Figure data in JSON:
__________________________________________________

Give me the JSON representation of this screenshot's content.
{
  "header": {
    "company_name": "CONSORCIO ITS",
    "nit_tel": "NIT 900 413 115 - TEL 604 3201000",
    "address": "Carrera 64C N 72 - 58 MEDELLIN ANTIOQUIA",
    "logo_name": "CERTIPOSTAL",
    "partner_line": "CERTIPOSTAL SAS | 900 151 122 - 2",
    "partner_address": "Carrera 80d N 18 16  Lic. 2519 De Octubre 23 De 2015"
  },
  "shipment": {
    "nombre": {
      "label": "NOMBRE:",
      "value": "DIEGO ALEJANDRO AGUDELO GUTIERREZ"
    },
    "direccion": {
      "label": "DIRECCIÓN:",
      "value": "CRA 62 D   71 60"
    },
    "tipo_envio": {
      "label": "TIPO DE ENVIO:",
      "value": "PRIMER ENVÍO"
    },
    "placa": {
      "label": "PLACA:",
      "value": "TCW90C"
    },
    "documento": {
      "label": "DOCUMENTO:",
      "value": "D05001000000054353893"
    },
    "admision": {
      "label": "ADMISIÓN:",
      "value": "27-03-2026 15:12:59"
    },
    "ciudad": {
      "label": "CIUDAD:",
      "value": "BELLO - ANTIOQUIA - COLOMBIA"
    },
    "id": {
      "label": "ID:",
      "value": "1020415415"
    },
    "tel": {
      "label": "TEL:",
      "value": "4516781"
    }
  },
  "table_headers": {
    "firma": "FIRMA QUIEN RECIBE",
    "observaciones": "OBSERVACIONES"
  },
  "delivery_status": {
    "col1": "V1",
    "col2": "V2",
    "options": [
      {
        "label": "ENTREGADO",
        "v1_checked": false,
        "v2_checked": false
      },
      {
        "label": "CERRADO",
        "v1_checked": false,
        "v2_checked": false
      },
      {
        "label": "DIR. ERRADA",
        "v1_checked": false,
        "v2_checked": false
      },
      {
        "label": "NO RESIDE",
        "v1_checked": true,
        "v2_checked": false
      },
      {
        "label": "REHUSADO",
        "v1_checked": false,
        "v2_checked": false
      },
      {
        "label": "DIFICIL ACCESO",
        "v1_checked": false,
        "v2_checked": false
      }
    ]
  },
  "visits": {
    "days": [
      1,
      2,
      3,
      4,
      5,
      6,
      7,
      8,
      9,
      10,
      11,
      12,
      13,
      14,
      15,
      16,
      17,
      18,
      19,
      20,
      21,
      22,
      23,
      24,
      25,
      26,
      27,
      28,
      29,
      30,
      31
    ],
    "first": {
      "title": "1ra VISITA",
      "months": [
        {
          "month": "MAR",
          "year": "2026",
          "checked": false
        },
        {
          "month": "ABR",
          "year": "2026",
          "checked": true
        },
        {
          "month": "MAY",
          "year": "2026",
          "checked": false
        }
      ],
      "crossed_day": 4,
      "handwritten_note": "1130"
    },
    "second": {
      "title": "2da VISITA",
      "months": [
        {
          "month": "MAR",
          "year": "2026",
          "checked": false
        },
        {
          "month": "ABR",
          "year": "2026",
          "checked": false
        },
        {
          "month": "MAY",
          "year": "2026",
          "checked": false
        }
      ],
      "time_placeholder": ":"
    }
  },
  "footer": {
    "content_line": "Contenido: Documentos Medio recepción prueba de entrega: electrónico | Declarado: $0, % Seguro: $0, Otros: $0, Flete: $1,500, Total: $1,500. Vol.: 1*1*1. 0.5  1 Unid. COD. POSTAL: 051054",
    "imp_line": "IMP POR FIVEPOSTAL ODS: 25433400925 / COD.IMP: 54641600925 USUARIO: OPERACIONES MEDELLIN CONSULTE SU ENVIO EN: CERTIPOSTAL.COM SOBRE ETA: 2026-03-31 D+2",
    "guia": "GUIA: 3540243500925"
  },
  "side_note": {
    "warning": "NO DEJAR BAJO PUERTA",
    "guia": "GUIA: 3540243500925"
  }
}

__________________________________________________

All entries shown above should be printed again exactly.

-- FINAL ANSWER --
Give me the JSON representation of this screenshot's content.
{
  "header": {
    "company_name": "CONSORCIO ITS",
    "nit_tel": "NIT 900 413 115 - TEL 604 3201000",
    "address": "Carrera 64C N 72 - 58 MEDELLIN ANTIOQUIA",
    "logo_name": "CERTIPOSTAL",
    "partner_line": "CERTIPOSTAL SAS | 900 151 122 - 2",
    "partner_address": "Carrera 80d N 18 16  Lic. 2519 De Octubre 23 De 2015"
  },
  "shipment": {
    "nombre": {
      "label": "NOMBRE:",
      "value": "DIEGO ALEJANDRO AGUDELO GUTIERREZ"
    },
    "direccion": {
      "label": "DIRECCIÓN:",
      "value": "CRA 62 D   71 60"
    },
    "tipo_envio": {
      "label": "TIPO DE ENVIO:",
      "value": "PRIMER ENVÍO"
    },
    "placa": {
      "label": "PLACA:",
      "value": "TCW90C"
    },
    "documento": {
      "label": "DOCUMENTO:",
      "value": "D05001000000054353893"
    },
    "admision": {
      "label": "ADMISIÓN:",
      "value": "27-03-2026 15:12:59"
    },
    "ciudad": {
      "label": "CIUDAD:",
      "value": "BELLO - ANTIOQUIA - COLOMBIA"
    },
    "id": {
      "label": "ID:",
      "value": "1020415415"
    },
    "tel": {
      "label": "TEL:",
      "value": "4516781"
    }
  },
  "table_headers": {
    "firma": "FIRMA QUIEN RECIBE",
    "observaciones": "OBSERVACIONES"
  },
  "delivery_status": {
    "col1": "V1",
    "col2": "V2",
    "options": [
      {
        "label": "ENTREGADO",
        "v1_checked": false,
        "v2_checked": false
      },
      {
        "label": "CERRADO",
        "v1_checked": false,
        "v2_checked": false
      },
      {
        "label": "DIR. ERRADA",
        "v1_checked": false,
        "v2_checked": false
      },
      {
        "label": "NO RESIDE",
        "v1_checked": true,
        "v2_checked": false
      },
      {
        "label": "REHUSADO",
        "v1_checked": false,
        "v2_checked": false
      },
      {
        "label": "DIFICIL ACCESO",
        "v1_checked": false,
        "v2_checked": false
      }
    ]
  },
  "visits": {
    "days": [
      1,
      2,
      3,
      4,
      5,
      6,
      7,
      8,
      9,
      10,
      11,
      12,
      13,
      14,
      15,
      16,
      17,
      18,
      19,
      20,
      21,
      22,
      23,
      24,
      25,
      26,
      27,
      28,
      29,
      30,
      31
    ],
    "first": {
      "title": "1ra VISITA",
      "months": [
        {
          "month": "MAR",
          "year": "2026",
          "checked": false
        },
        {
          "month": "ABR",
          "year": "2026",
          "checked": true
        },
        {
          "month": "MAY",
          "year": "2026",
          "checked": false
        }
      ],
      "crossed_day": 4,
      "handwritten_note": "1130"
    },
    "second": {
      "title": "2da VISITA",
      "months": [
        {
          "month": "MAR",
          "year": "2026",
          "checked": false
        },
        {
          "month": "ABR",
          "year": "2026",
          "checked": false
        },
        {
          "month": "MAY",
          "year": "2026",
          "checked": false
        }
      ],
      "time_placeholder": ":"
    }
  },
  "footer": {
    "content_line": "Contenido: Documentos Medio recepción prueba de entrega: electrónico | Declarado: $0, % Seguro: $0, Otros: $0, Flete: $1,500, Total: $1,500. Vol.: 1*1*1. 0.5  1 Unid. COD. POSTAL: 051054",
    "imp_line": "IMP POR FIVEPOSTAL ODS: 25433400925 / COD.IMP: 54641600925 USUARIO: OPERACIONES MEDELLIN CONSULTE SU ENVIO EN: CERTIPOSTAL.COM SOBRE ETA: 2026-03-31 D+2",
    "guia": "GUIA: 3540243500925"
  },
  "side_note": {
    "warning": "NO DEJAR BAJO PUERTA",
    "guia": "GUIA: 3540243500925"
  }
}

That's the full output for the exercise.